■ Material
○ ○ ○ ○ ○ ○ ○

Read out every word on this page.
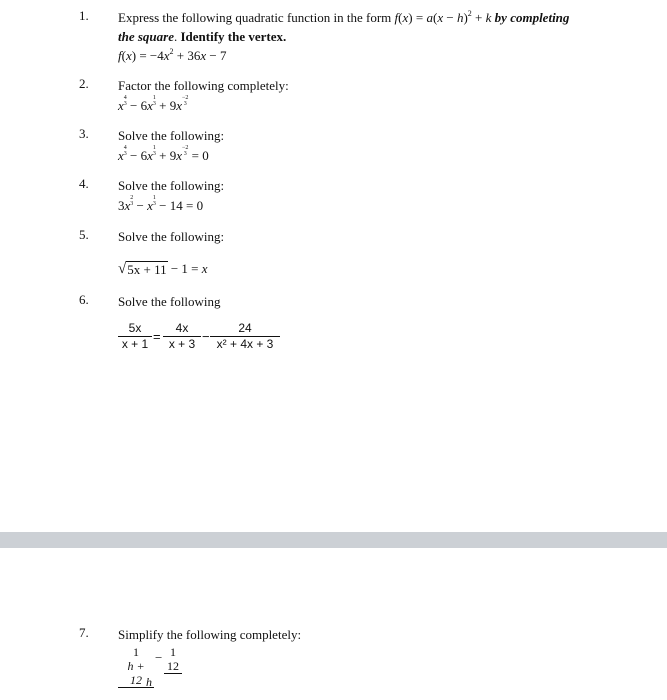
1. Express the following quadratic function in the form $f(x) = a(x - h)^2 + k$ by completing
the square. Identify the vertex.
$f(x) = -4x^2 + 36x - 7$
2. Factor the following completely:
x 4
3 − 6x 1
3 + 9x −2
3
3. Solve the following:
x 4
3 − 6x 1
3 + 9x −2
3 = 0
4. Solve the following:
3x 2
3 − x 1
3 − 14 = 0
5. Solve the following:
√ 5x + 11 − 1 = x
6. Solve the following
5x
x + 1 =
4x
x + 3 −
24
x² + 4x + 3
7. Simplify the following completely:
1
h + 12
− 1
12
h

○ ○ ○ ○ ○ ○ ○

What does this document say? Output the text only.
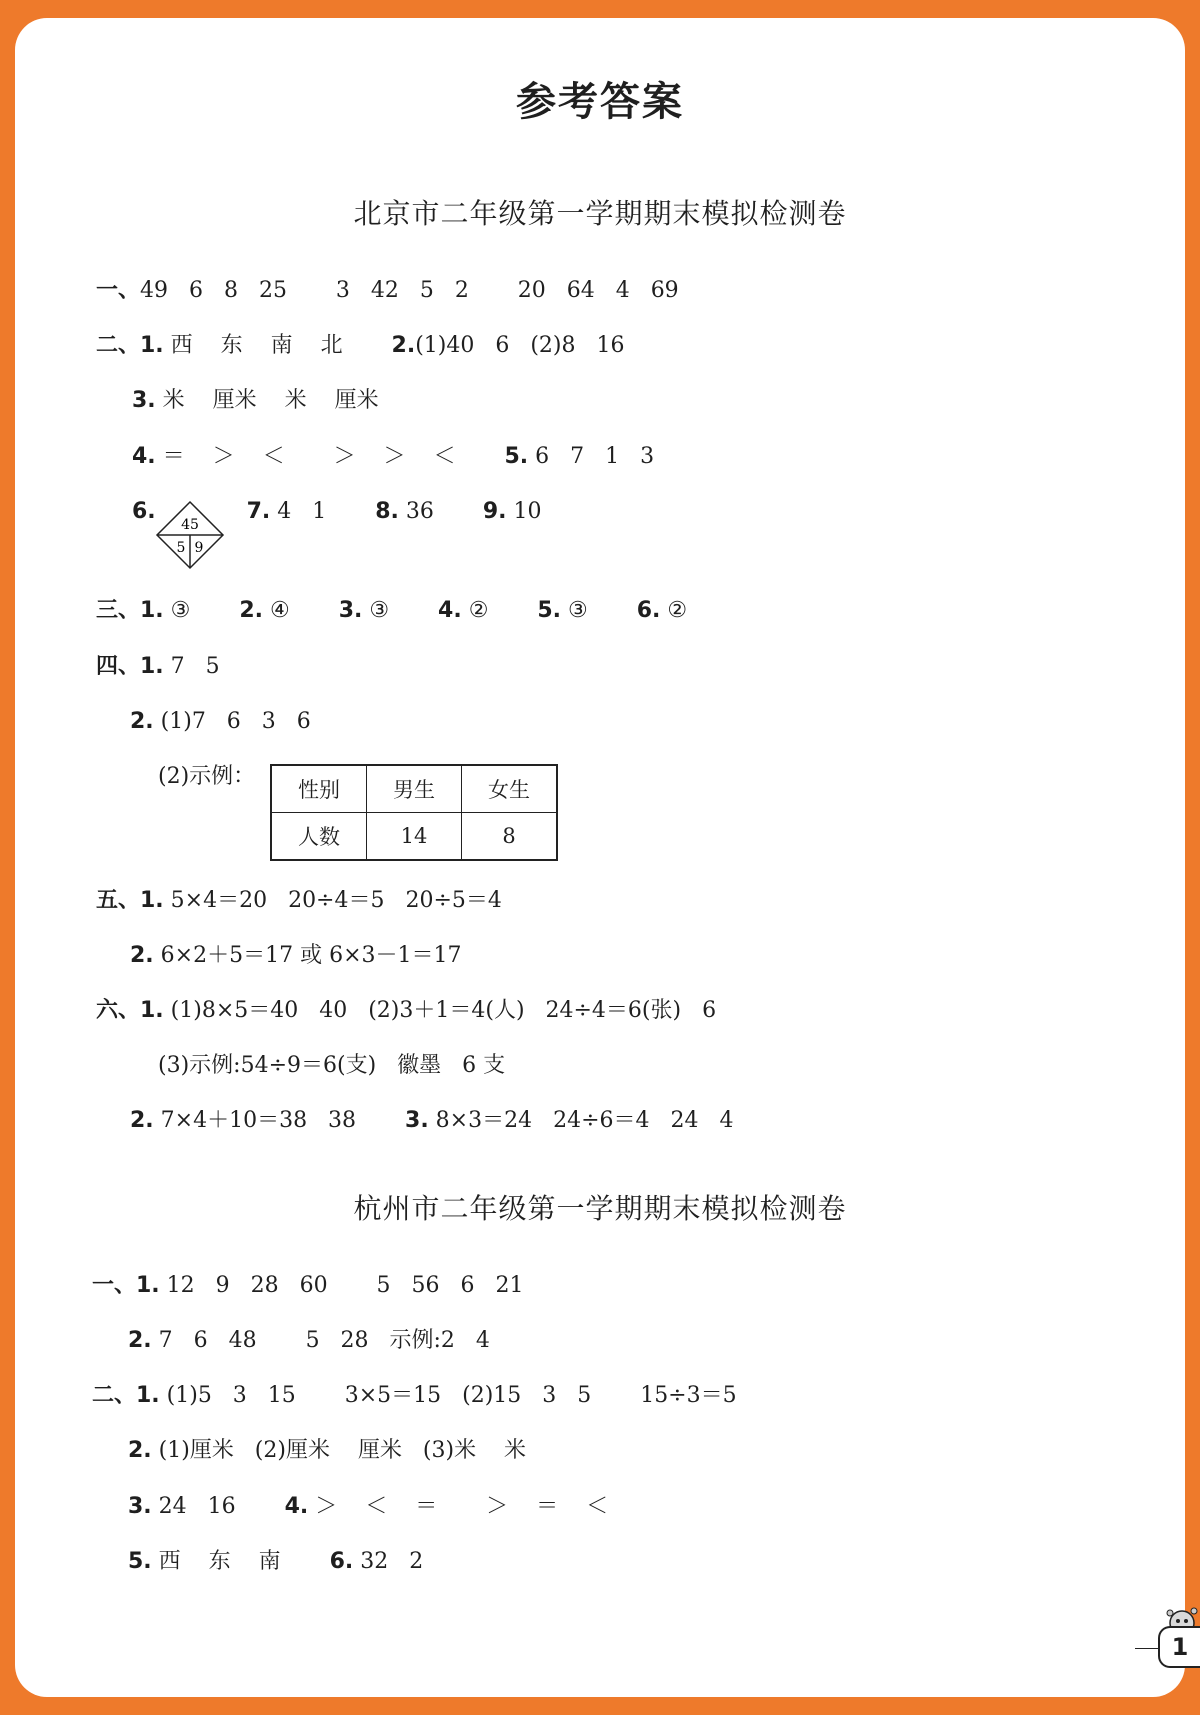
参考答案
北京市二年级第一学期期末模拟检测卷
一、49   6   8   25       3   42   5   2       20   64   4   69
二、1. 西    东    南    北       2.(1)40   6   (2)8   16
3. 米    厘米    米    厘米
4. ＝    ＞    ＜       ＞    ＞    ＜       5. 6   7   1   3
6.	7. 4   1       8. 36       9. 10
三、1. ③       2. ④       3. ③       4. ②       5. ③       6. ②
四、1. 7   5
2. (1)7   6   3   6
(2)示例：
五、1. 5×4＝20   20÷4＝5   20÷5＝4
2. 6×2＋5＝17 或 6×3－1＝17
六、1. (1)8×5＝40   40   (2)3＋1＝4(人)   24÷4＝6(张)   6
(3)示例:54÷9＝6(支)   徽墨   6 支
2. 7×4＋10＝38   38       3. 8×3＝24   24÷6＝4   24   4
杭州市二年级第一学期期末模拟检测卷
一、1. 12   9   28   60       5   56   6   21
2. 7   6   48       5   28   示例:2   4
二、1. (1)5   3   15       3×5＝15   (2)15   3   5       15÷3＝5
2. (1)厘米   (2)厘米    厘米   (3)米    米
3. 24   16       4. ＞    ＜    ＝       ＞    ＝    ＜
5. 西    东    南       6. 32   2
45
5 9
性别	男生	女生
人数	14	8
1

○ ○ ○ ○ ○ ○ ○

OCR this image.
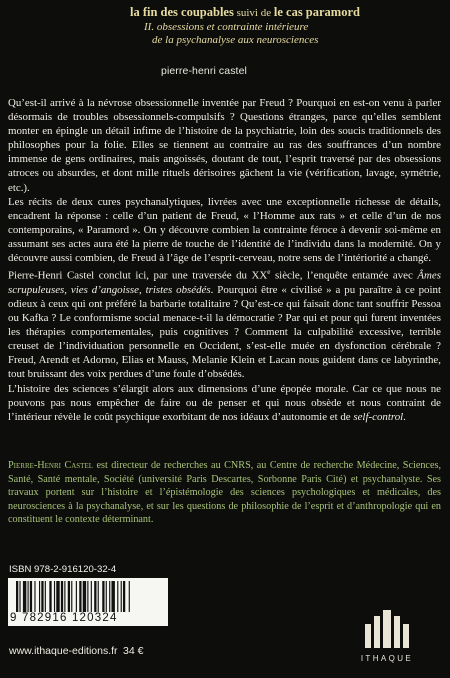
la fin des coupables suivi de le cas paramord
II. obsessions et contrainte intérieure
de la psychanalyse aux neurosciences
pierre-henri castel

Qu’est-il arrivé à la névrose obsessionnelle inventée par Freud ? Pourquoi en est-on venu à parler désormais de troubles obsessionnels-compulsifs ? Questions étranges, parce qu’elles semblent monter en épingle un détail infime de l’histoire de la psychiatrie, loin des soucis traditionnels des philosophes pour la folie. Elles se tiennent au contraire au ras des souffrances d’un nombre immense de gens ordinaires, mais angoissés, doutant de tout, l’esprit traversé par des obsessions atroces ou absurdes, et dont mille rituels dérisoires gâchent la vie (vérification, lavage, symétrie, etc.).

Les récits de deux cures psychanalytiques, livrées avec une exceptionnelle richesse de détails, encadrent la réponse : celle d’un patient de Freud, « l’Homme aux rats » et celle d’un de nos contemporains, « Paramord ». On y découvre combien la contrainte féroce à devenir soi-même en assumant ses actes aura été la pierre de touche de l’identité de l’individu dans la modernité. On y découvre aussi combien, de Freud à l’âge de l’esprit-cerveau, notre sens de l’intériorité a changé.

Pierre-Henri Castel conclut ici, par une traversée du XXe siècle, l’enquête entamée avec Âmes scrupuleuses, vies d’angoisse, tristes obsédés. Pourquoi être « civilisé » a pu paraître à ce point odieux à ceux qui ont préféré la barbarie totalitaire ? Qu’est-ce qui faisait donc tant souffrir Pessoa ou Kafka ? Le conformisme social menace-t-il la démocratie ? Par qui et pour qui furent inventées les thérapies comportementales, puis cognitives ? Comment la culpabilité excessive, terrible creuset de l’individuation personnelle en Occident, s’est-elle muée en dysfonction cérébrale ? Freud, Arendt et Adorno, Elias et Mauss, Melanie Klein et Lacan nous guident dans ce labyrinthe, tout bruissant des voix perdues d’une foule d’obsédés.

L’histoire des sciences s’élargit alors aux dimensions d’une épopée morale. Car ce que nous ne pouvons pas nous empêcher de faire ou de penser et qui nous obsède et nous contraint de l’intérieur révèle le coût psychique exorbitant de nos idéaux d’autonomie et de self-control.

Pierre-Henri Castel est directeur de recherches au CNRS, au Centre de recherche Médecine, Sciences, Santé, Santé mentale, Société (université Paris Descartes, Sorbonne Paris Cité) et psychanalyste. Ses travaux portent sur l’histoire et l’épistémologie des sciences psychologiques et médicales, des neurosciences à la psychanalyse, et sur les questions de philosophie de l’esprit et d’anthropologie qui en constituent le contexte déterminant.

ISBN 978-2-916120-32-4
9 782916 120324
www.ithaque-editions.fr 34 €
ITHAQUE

○ ○ ○ ○ ○ ○ ○

■ Directions
Identify each line in the records above that contains the word "this", and copy it out in full.

■ Output of the exercise
Read out every word on this page.
What does this document say? Output the text only.
OCR this image.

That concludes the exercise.